§ Extract provided
In big comics media events this week, Bucky-is-Cap is definitely getting a run for its money from the appearance today of issue #60 of Y the Last Man by Brian K. Vaughan and Pia Guerra. (And don’t forget inker Jose Marzan!) Just about every media outlet has its own appreciation of the 5 years-and-change journey of Yorick Brown in a world where all the men have died except him–and his monkey. Whitney Matheson interviewed a bunch of folks, including Tom Spurgeon, for USA Today. Vulture interviewed Vaughan about Y and Lost, which has its own media event this week. EW also interviews Vaughan. And just to brek things up, Newsarama’s Zack Smith has a lengthy two-part interview with Brian K. Vaughan. Part one, part two.Blogger Van Jensen has a whole week of Y-related stuff up. Whitney also talks to DJ Caruso who is slated to direct the Y the Last Man movie.

It is dense. And basically, we’re not jumping off a little bit, but we took a little license with how to get a ticking clock. One of the things with Yorick and kind of going around the whole series was there is this sort of urgency, but at the same time, there’s really no ticking clock, so we’re using Ampersand in sort of an interesting way and … sort of separating them a little sooner than they might’ve been separated in the series.


I’m scanning this all a bit lightly because I have all the trades and last few issues in a big stack and want to try to read the whole thing in order when I have a spare moment (unlikely as that sounds.) I haven’t read a Y trade since the “Safe Word” story line. I guess I was saving it all up.

All of which is ironic, because I read the ending long ago.

§ Excerpted records
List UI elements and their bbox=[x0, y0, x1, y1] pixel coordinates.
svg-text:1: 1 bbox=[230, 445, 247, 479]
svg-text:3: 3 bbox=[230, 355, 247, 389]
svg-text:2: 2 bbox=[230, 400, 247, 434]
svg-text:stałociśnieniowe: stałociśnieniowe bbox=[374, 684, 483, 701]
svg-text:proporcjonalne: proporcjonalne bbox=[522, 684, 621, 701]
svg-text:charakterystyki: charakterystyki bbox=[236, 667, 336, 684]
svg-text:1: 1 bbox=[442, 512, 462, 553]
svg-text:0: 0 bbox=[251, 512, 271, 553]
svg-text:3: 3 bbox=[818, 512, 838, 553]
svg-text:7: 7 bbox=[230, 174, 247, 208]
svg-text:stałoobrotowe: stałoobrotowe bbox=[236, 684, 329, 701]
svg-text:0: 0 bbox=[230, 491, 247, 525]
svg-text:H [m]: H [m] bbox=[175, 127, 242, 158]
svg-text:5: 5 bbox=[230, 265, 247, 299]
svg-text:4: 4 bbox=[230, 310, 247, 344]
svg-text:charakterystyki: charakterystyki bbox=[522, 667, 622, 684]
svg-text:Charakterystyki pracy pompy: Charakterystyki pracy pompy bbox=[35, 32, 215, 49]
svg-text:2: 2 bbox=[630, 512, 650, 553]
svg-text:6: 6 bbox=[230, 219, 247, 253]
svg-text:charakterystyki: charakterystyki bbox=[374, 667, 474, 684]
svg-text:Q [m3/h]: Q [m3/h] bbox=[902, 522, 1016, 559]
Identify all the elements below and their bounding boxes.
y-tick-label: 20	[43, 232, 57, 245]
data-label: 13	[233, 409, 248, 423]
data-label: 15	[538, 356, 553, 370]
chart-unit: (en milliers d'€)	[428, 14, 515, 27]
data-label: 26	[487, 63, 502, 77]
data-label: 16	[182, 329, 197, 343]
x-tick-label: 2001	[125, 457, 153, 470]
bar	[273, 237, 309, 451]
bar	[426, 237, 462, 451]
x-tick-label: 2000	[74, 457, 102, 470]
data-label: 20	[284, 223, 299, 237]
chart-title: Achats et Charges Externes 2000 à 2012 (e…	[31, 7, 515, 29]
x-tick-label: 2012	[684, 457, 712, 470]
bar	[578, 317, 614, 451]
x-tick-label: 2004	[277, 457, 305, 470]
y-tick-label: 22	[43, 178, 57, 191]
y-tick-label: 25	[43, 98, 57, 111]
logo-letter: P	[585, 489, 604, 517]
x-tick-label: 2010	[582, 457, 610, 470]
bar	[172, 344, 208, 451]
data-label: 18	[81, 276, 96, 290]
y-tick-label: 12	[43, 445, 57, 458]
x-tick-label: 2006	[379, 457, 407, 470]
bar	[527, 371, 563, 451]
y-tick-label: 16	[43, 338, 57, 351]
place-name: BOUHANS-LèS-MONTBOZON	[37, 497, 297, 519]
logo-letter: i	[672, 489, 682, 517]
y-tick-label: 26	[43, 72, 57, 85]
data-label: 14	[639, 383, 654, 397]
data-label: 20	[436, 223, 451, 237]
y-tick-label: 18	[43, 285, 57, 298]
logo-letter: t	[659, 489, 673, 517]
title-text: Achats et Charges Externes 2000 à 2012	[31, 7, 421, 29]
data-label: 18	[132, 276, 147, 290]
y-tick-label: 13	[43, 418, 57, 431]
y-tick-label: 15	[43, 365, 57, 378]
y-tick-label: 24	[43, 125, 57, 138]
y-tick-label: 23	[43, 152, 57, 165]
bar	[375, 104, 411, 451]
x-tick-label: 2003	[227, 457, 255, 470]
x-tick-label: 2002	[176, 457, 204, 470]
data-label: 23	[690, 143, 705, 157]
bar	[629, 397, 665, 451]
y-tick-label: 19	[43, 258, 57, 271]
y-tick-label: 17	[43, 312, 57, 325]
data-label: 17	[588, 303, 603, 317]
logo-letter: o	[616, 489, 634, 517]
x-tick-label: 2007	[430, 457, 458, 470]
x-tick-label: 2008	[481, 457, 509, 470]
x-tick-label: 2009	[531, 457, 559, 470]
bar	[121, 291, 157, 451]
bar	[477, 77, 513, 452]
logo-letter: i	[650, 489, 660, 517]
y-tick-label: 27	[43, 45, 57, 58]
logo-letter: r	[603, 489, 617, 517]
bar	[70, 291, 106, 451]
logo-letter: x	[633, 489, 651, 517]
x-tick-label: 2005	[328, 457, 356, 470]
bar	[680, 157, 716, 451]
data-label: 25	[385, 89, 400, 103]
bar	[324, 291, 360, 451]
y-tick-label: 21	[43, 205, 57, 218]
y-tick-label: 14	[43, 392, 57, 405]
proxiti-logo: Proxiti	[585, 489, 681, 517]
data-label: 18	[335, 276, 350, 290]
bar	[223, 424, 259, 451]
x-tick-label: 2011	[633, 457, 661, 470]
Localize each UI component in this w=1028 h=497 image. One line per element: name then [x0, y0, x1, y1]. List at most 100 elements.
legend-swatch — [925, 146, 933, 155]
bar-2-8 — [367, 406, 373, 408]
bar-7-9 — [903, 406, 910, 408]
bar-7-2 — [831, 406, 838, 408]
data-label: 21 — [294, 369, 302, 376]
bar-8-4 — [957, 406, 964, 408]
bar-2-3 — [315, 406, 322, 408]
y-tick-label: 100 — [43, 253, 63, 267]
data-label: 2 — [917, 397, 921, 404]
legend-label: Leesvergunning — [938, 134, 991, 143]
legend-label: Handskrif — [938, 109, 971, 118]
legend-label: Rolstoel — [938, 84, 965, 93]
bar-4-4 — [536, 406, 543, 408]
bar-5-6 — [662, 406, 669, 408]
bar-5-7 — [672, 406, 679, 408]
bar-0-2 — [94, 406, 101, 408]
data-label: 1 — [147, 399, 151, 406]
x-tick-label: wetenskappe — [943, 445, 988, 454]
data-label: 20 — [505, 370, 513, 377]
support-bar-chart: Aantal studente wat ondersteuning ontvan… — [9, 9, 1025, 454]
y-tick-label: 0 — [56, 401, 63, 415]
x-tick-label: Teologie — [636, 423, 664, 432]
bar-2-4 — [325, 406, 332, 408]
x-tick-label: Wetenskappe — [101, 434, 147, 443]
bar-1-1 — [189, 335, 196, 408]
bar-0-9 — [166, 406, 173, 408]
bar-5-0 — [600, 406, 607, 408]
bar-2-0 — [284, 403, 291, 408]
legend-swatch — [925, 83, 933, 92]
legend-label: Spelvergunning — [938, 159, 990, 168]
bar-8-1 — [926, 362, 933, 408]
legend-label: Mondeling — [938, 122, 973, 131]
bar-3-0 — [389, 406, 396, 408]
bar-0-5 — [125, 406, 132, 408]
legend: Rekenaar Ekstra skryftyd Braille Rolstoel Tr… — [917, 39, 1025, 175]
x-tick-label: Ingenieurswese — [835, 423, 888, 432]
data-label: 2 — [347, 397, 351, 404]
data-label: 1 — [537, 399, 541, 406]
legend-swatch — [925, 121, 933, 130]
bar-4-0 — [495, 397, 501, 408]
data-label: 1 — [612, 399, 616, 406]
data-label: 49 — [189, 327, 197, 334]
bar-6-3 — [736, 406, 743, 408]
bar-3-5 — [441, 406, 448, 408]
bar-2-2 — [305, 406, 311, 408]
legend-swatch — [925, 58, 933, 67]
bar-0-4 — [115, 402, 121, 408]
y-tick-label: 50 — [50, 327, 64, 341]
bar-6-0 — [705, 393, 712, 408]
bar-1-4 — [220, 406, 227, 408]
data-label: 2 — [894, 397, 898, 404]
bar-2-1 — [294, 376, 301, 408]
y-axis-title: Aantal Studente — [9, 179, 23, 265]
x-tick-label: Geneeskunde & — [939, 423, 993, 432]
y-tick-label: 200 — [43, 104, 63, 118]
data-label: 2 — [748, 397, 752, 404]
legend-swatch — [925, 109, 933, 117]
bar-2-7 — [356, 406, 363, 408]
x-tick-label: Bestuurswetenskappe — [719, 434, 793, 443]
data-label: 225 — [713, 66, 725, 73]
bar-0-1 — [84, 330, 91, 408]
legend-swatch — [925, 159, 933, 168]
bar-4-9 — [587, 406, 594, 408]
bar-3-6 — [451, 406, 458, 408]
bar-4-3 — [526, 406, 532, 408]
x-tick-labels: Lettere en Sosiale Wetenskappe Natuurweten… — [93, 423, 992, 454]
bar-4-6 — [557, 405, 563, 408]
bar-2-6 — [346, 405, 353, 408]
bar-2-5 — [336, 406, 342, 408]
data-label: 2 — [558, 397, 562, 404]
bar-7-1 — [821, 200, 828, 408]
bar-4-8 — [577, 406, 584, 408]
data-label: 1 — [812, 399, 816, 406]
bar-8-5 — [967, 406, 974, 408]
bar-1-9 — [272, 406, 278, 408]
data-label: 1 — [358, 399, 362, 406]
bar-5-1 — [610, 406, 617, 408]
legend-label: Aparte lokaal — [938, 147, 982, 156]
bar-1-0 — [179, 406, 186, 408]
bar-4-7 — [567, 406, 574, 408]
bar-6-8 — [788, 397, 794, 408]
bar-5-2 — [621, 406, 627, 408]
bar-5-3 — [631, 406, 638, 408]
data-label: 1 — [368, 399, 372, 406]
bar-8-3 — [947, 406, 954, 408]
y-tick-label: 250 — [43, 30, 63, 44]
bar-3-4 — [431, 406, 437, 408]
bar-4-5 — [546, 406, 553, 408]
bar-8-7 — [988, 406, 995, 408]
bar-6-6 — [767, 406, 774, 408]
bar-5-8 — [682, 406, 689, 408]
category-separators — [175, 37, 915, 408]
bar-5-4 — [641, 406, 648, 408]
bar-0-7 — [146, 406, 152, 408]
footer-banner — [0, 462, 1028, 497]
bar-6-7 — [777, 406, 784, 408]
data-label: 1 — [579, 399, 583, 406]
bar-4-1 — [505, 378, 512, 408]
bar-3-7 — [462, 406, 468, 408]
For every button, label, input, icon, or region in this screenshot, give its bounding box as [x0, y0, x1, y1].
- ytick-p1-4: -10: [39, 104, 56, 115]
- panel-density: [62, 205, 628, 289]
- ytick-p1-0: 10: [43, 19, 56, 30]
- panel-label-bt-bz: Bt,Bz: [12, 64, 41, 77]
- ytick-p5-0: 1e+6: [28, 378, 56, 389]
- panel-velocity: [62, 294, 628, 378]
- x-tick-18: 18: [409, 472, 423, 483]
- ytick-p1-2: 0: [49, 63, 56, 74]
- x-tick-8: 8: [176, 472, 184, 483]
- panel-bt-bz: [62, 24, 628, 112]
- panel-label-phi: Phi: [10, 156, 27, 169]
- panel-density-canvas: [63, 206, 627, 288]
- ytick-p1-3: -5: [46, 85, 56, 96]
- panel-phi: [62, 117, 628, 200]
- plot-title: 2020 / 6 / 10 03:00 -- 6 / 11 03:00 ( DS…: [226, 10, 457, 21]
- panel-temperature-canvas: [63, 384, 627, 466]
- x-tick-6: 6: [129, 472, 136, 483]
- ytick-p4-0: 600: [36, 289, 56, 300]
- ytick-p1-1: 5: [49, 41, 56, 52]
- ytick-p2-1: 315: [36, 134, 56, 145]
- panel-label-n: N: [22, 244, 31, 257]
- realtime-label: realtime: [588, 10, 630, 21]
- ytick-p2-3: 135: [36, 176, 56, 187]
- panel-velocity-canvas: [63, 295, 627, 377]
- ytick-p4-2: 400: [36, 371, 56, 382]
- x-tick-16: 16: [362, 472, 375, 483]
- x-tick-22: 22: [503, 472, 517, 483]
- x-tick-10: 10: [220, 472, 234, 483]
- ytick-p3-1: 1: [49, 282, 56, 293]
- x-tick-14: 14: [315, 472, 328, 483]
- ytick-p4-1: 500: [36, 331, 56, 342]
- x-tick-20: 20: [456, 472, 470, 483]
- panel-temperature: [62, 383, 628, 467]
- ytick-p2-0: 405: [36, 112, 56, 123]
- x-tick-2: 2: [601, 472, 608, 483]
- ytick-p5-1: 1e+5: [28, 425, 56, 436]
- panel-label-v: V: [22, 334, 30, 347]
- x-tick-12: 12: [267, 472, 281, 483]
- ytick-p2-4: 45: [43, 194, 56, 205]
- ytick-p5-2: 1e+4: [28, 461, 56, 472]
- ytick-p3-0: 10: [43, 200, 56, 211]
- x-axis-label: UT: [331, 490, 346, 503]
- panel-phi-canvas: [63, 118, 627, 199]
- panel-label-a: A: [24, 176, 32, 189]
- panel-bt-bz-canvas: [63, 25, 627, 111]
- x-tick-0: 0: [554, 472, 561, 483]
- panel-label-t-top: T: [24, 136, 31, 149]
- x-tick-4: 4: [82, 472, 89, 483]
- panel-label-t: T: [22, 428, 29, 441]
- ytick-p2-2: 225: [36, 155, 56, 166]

§ Exercise brief
Write out the entire post about Y the Last Man word for word, with nothing left out. The listing above was drawn from a separate source.

§ Response to this exercise
In big comics media events this week, Bucky-is-Cap is definitely getting a run for its money from the appearance today of issue #60 of Y the Last Man by Brian K. Vaughan and Pia Guerra. (And don’t forget inker Jose Marzan!) Just about every media outlet has its own appreciation of the 5 years-and-change journey of Yorick Brown in a world where all the men have died except him–and his monkey. Whitney Matheson interviewed a bunch of folks, including Tom Spurgeon, for USA Today. Vulture interviewed Vaughan about Y and Lost, which has its own media event this week. EW also interviews Vaughan. And just to brek things up, Newsarama’s Zack Smith has a lengthy two-part interview with Brian K. Vaughan. Part one, part two.Blogger Van Jensen has a whole week of Y-related stuff up. Whitney also talks to DJ Caruso who is slated to direct the Y the Last Man movie.

It is dense. And basically, we’re not jumping off a little bit, but we took a little license with how to get a ticking clock. One of the things with Yorick and kind of going around the whole series was there is this sort of urgency, but at the same time, there’s really no ticking clock, so we’re using Ampersand in sort of an interesting way and … sort of separating them a little sooner than they might’ve been separated in the series.


I’m scanning this all a bit lightly because I have all the trades and last few issues in a big stack and want to try to read the whole thing in order when I have a spare moment (unlikely as that sounds.) I haven’t read a Y trade since the “Safe Word” story line. I guess I was saving it all up.

All of which is ironic, because I read the ending long ago.